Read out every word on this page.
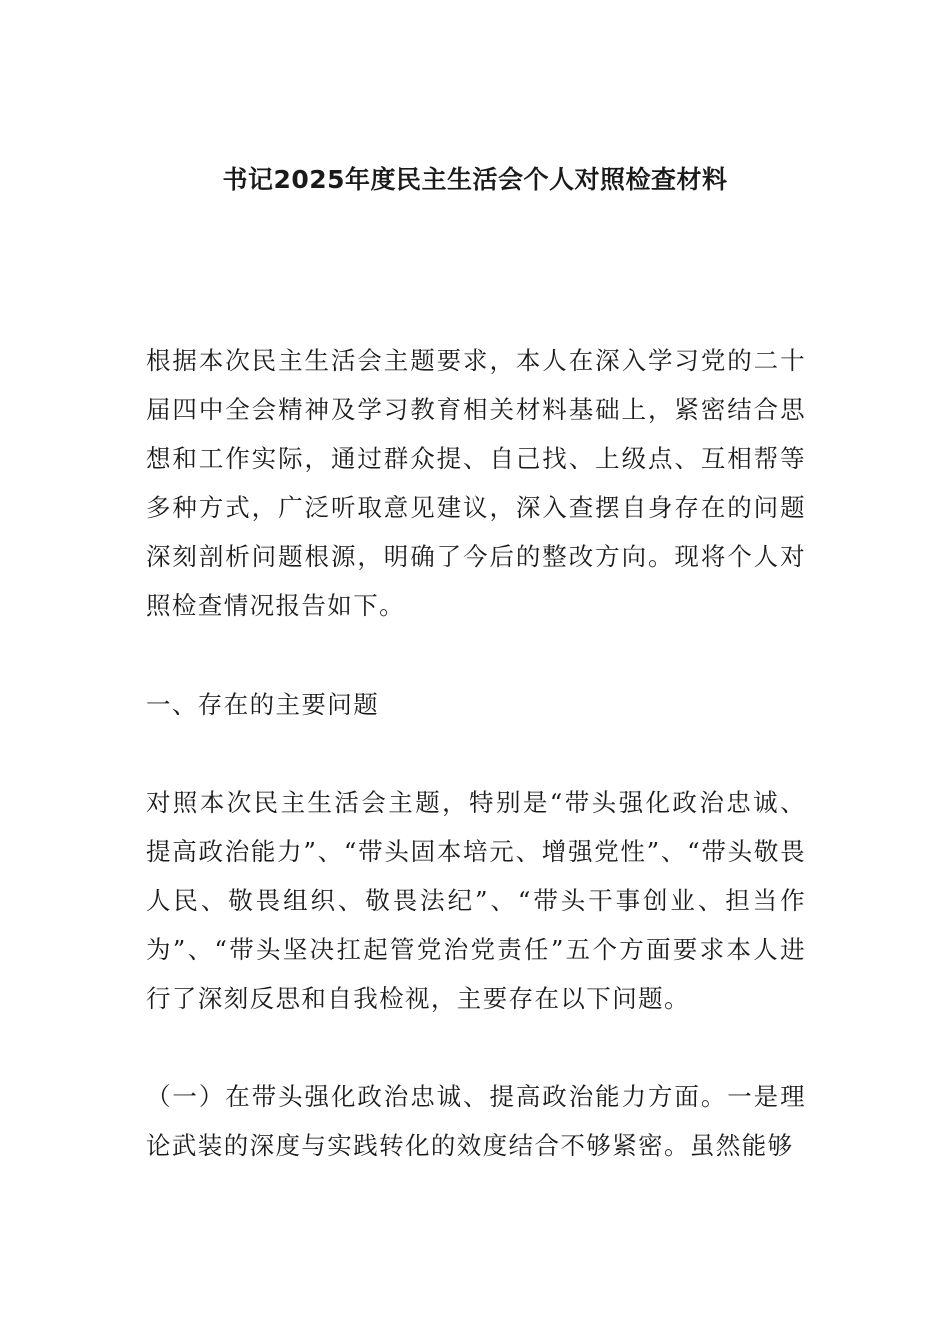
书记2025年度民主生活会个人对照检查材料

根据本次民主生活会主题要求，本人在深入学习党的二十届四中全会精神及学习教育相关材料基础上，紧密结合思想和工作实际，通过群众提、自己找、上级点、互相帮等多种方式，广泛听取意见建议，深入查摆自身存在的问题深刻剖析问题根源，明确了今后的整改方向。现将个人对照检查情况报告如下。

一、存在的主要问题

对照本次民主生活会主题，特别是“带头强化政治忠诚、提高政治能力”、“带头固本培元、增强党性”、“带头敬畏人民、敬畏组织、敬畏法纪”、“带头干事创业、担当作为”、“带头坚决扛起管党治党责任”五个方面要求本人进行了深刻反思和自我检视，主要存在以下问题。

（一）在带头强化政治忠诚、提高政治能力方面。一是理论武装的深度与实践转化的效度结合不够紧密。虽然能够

■ ■ ■ ■ ■

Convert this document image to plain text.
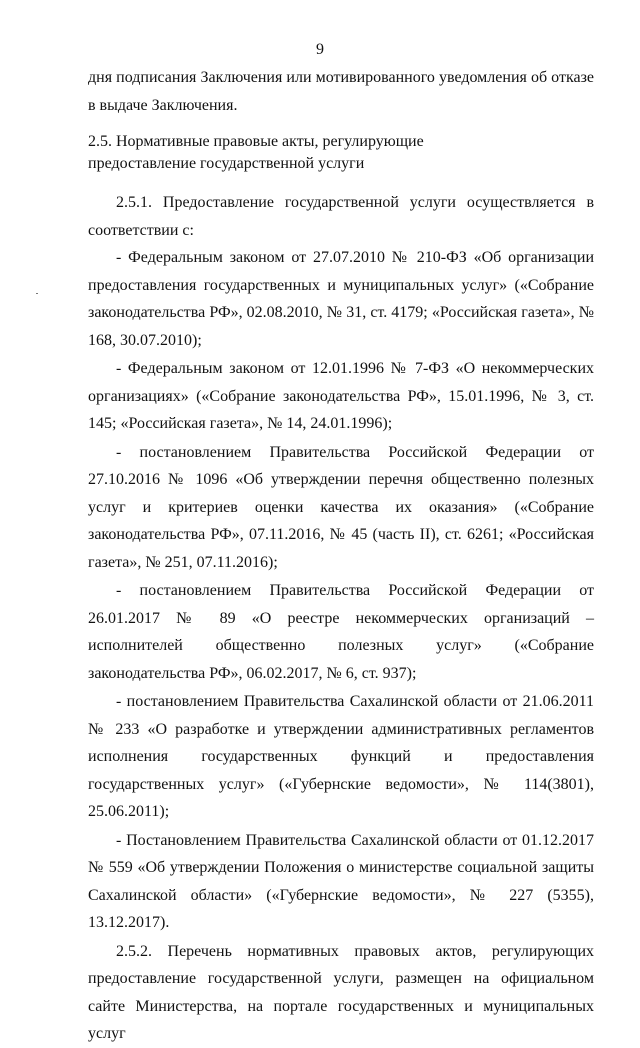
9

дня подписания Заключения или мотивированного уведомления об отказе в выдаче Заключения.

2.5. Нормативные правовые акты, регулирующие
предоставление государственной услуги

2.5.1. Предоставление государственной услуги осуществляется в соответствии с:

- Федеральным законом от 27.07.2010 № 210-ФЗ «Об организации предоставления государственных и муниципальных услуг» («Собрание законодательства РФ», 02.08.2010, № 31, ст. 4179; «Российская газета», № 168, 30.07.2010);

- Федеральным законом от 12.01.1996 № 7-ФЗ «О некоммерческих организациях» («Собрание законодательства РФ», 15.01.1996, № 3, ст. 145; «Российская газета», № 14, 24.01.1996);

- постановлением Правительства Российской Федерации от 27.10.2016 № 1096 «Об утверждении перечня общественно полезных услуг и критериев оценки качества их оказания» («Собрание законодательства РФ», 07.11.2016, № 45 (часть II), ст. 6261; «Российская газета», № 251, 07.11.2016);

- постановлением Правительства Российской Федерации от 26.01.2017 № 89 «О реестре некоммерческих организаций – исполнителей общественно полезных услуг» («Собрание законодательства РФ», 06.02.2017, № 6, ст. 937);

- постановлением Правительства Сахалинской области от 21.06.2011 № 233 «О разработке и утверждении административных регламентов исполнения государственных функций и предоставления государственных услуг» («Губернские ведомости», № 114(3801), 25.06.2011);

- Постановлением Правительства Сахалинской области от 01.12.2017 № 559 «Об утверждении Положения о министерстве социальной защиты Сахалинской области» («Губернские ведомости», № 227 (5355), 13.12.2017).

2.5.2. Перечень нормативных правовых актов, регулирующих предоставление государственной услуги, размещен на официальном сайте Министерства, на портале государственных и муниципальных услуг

■ ■ ■ ■ ■

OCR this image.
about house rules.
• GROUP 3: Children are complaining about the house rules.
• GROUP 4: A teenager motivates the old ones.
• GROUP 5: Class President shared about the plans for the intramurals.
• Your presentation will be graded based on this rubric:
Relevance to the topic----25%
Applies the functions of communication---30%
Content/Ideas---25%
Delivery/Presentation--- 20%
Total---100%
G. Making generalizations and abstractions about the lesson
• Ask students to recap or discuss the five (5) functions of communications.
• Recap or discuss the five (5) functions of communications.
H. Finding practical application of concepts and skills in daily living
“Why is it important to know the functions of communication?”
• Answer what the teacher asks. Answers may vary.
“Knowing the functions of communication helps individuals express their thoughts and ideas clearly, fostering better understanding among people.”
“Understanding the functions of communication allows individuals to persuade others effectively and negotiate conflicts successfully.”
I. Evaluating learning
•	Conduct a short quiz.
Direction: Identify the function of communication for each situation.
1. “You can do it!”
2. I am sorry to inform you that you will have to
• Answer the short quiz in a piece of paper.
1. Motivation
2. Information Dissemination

■ ■ ■ ■ ■

§ **THE TASK**
In the records above, collect each line with "Answer".

§ **THE RESPONSE**
• Answer what the teacher asks. Answers may vary.
• Answer the short quiz in a piece of paper.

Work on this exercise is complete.